- **Your task**:
Your answer should consist of the lines in the following data that contain "frutos".
————————
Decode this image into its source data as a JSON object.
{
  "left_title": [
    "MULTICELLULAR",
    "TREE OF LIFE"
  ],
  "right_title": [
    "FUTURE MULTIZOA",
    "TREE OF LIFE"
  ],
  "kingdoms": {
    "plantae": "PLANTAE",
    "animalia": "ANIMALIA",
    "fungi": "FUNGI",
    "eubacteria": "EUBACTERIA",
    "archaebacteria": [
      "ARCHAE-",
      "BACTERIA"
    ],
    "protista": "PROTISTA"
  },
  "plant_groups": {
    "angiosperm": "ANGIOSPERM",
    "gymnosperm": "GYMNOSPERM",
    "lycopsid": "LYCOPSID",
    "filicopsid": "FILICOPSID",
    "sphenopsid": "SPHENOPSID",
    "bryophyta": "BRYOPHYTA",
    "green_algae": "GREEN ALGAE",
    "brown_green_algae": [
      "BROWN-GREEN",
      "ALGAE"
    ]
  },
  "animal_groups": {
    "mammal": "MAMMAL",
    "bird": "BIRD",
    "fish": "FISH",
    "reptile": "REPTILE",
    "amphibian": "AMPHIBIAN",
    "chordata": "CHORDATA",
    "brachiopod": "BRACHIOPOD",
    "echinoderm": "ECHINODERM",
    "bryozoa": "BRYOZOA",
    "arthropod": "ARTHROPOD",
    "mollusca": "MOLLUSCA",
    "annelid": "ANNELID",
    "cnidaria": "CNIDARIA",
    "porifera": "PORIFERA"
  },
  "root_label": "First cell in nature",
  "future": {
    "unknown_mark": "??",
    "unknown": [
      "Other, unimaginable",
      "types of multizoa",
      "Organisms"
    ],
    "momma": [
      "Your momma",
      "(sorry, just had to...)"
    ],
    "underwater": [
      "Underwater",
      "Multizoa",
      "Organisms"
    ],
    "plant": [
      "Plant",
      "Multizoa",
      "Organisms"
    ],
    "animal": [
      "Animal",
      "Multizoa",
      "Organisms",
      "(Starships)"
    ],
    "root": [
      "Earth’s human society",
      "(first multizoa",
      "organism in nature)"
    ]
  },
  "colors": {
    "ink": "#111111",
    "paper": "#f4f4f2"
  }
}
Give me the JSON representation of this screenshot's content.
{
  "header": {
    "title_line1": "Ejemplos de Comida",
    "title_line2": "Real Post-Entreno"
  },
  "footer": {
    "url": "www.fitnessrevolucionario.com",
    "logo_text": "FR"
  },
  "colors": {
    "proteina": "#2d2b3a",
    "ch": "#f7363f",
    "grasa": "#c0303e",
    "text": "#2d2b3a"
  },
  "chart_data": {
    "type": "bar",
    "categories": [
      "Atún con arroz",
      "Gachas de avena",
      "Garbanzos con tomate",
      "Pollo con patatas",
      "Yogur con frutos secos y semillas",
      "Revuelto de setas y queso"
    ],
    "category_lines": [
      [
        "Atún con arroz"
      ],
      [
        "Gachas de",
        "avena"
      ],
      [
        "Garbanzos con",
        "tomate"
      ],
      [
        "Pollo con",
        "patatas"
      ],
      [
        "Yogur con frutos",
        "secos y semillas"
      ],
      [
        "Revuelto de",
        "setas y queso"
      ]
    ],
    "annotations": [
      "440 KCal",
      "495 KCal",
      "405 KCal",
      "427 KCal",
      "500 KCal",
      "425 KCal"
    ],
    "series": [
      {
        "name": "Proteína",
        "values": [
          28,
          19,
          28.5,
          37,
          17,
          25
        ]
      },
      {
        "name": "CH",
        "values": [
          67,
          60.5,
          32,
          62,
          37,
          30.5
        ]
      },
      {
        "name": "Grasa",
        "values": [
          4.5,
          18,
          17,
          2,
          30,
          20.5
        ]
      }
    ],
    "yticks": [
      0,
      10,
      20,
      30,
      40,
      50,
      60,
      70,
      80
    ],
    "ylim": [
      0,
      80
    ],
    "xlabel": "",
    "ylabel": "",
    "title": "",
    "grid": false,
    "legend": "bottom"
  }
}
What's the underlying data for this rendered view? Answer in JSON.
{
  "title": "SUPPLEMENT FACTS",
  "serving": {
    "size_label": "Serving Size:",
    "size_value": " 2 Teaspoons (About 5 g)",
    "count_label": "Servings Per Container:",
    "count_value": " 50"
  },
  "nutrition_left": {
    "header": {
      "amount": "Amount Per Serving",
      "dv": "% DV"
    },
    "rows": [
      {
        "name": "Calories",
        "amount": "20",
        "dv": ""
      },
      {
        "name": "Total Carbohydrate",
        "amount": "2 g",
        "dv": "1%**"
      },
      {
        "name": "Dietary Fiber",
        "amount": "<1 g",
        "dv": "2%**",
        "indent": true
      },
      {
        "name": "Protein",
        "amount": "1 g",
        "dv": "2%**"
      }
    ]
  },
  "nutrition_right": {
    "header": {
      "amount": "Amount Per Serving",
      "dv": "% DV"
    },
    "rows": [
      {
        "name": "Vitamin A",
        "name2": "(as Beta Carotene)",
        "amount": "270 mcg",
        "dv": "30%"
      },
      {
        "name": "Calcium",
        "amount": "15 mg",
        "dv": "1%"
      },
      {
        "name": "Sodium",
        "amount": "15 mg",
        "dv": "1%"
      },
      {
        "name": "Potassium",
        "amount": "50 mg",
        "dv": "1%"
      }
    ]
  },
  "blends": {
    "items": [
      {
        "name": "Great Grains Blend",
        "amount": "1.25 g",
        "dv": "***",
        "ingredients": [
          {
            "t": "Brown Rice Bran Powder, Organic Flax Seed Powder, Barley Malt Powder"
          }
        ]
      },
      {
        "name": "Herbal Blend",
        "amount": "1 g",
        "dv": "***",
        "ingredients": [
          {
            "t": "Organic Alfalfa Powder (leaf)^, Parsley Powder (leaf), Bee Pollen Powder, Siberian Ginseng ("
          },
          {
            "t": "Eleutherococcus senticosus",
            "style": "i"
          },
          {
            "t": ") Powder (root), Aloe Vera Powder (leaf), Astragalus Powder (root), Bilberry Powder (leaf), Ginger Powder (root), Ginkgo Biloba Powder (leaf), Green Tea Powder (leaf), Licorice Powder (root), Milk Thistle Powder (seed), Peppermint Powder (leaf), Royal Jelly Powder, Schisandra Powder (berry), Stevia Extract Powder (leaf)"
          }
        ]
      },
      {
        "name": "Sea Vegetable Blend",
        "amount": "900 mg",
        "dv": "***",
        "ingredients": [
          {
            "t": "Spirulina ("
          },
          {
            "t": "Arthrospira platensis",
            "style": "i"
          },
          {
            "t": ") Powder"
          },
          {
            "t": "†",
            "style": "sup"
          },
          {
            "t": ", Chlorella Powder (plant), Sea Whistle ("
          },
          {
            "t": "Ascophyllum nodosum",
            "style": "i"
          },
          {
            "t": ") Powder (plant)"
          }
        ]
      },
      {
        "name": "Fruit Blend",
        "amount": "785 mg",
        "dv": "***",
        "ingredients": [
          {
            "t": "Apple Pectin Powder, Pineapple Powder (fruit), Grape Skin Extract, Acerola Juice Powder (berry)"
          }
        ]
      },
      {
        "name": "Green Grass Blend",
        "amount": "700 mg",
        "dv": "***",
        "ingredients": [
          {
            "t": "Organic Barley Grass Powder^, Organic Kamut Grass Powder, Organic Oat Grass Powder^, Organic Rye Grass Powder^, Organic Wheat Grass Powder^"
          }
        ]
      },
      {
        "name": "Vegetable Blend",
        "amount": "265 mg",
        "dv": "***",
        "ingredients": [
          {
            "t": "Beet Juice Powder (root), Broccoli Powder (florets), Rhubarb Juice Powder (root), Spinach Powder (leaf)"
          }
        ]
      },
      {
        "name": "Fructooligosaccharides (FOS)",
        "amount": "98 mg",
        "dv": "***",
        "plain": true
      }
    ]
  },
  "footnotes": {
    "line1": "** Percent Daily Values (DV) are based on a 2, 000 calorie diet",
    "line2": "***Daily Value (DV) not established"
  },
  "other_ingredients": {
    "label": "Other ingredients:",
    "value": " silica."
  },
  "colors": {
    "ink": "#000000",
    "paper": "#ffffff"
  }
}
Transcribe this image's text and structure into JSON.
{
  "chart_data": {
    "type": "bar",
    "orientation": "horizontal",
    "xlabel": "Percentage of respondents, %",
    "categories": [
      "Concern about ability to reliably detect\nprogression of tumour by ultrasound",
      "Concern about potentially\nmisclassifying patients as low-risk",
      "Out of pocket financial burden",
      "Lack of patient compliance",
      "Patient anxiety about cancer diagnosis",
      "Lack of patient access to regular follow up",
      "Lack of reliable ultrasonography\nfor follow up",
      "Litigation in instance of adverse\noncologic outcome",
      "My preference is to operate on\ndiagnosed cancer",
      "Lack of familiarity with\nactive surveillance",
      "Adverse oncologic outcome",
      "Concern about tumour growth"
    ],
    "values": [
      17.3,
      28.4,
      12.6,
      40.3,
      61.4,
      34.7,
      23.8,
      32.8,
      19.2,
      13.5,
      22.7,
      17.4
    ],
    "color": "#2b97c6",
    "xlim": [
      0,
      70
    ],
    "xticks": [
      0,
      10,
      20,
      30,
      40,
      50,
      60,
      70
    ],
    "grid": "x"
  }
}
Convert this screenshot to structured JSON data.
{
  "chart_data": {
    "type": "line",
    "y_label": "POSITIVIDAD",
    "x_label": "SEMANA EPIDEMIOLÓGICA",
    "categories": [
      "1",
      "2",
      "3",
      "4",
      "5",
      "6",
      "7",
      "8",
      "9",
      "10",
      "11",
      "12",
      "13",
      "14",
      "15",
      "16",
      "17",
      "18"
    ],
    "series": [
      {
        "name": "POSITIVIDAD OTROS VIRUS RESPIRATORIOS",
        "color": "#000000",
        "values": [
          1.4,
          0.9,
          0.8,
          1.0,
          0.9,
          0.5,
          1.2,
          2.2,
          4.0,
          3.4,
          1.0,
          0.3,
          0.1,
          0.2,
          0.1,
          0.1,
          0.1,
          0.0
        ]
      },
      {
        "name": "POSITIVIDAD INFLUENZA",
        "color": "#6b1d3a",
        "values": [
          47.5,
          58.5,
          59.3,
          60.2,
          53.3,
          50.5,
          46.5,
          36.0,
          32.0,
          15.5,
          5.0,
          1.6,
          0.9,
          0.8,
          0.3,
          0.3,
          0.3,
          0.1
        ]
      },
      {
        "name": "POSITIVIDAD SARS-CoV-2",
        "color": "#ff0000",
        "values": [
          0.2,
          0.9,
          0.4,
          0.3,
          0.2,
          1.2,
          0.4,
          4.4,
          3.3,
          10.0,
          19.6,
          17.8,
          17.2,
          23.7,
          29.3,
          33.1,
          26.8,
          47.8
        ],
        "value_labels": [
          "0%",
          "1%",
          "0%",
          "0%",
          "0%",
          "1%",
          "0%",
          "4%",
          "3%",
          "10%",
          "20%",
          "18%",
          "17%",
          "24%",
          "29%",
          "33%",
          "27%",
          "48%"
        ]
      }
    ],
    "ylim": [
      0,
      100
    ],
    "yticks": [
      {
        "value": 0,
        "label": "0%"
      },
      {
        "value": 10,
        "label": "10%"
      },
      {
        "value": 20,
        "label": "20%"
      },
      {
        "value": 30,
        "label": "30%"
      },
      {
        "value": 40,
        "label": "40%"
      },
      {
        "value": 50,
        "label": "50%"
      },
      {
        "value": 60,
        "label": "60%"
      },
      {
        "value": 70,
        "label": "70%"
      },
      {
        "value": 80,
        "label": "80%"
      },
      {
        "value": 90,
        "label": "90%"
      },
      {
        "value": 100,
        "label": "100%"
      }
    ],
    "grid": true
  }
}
————————
- **Task result**:
      "Yogur con frutos secos y semillas",
        "Yogur con frutos",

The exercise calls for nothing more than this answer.